Extracted records
## START

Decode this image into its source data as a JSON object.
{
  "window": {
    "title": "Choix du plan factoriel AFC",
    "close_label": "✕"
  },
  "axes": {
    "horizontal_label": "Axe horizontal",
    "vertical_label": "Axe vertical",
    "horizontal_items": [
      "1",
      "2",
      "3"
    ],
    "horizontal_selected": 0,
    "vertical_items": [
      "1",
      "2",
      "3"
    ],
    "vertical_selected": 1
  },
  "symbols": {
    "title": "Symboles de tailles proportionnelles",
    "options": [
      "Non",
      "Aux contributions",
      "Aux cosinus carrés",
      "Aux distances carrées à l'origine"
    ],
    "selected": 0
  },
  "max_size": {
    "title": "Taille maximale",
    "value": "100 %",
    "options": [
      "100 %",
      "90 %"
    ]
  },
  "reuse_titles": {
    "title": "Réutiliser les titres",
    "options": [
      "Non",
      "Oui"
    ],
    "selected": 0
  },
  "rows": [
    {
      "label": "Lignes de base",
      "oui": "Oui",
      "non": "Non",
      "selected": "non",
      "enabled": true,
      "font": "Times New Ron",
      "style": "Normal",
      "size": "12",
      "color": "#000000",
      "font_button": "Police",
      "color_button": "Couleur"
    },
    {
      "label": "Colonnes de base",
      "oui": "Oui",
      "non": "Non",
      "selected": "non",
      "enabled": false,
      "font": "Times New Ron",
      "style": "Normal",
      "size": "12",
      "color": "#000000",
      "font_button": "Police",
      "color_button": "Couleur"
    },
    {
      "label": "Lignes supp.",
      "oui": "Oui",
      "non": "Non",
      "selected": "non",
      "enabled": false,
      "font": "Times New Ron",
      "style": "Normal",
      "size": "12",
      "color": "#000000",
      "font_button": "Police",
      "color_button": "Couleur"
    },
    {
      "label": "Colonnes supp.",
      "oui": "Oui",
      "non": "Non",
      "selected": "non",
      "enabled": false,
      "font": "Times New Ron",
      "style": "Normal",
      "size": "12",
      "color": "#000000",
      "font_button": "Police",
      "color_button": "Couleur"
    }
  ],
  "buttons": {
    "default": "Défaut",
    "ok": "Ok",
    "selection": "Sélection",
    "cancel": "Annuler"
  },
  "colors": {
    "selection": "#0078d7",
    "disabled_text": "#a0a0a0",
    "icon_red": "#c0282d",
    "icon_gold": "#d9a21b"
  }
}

## END

The exercise:
Give the number of lines in the records above that contain the word "base". Reply with that number alone.

Exercise result:
2